— start —
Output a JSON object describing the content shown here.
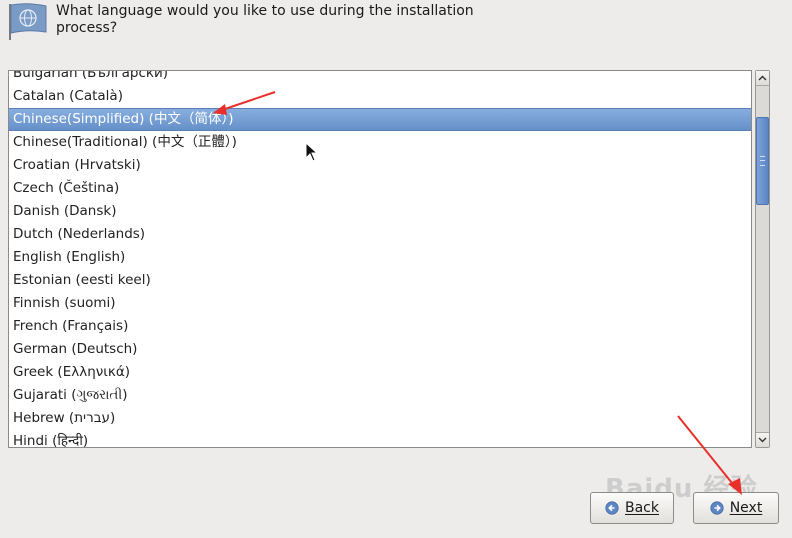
{
  "header": {
    "prompt": "What language would you like to use during the installation process?"
  },
  "language_list": {
    "items": [
      "Bulgarian (Български)",
      "Catalan (Català)",
      "Chinese(Simplified) (中文（简体）)",
      "Chinese(Traditional) (中文（正體）)",
      "Croatian (Hrvatski)",
      "Czech (Čeština)",
      "Danish (Dansk)",
      "Dutch (Nederlands)",
      "English (English)",
      "Estonian (eesti keel)",
      "Finnish (suomi)",
      "French (Français)",
      "German (Deutsch)",
      "Greek (Ελληνικά)",
      "Gujarati (ગુજરાતી)",
      "Hebrew (עברית)",
      "Hindi (हिन्दी)"
    ],
    "selected_index": 2
  },
  "buttons": {
    "back_label": "Back",
    "next_label": "Next"
  },
  "watermark": "Baidu 经验",
  "colors": {
    "selection": "#6f97cf",
    "scroll_thumb": "#6a93cc",
    "annotation_arrow": "#e8302a"
  }
}
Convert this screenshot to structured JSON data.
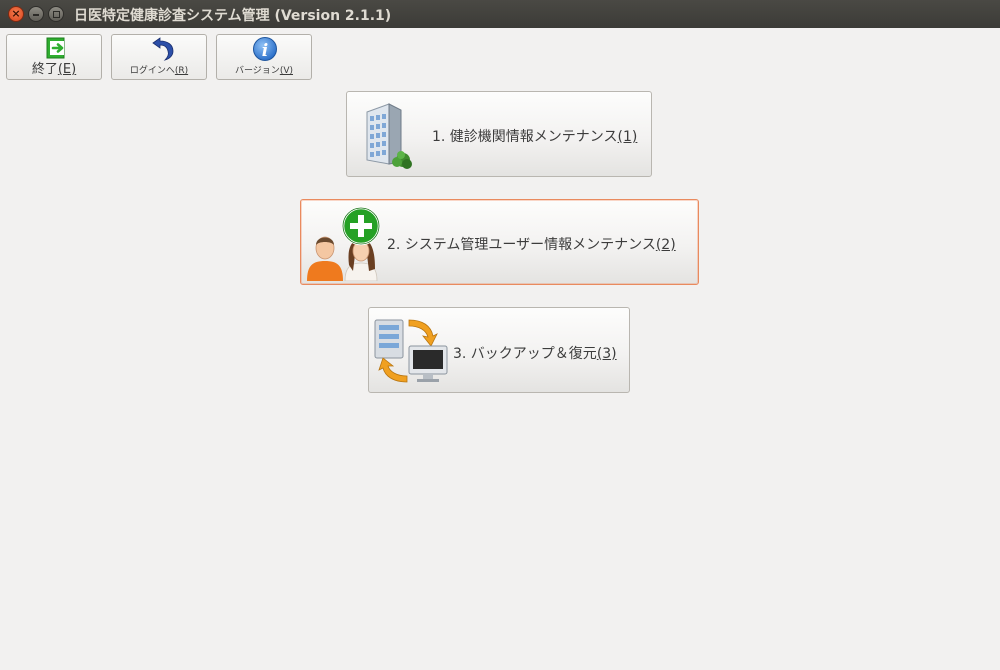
{
  "window": {
    "title": "日医特定健康診査システム管理 (Version 2.1.1)",
    "close_glyph": "×"
  },
  "toolbar": {
    "exit": {
      "label": "終了",
      "mnemonic": "(E)",
      "icon": "exit-door-icon",
      "color": "#2fae2f"
    },
    "login": {
      "label": "ログインへ",
      "mnemonic": "(R)",
      "icon": "return-arrow-icon",
      "color": "#2c4fa8"
    },
    "version": {
      "label": "バージョン",
      "mnemonic": "(V)",
      "icon": "info-icon",
      "color": "#3a7fd6"
    }
  },
  "menu": {
    "items": [
      {
        "label": "1. 健診機関情報メンテナンス",
        "mnemonic": "(1)",
        "icon": "building-icon"
      },
      {
        "label": "2. システム管理ユーザー情報メンテナンス",
        "mnemonic": "(2)",
        "icon": "add-users-icon",
        "focused": true
      },
      {
        "label": "3. バックアップ＆復元",
        "mnemonic": "(3)",
        "icon": "backup-restore-icon"
      }
    ]
  },
  "colors": {
    "title_bar": "#3c3b37",
    "background": "#f2f1f0",
    "focus_border": "#e98a5e"
  }
}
— end —
### Exercise prompt
Pull out all lines of the data with the string "icon".

### Task answer
      "icon": "exit-door-icon",
      "icon": "return-arrow-icon",
      "icon": "info-icon",
        "icon": "building-icon"
        "icon": "add-users-icon",
        "icon": "backup-restore-icon"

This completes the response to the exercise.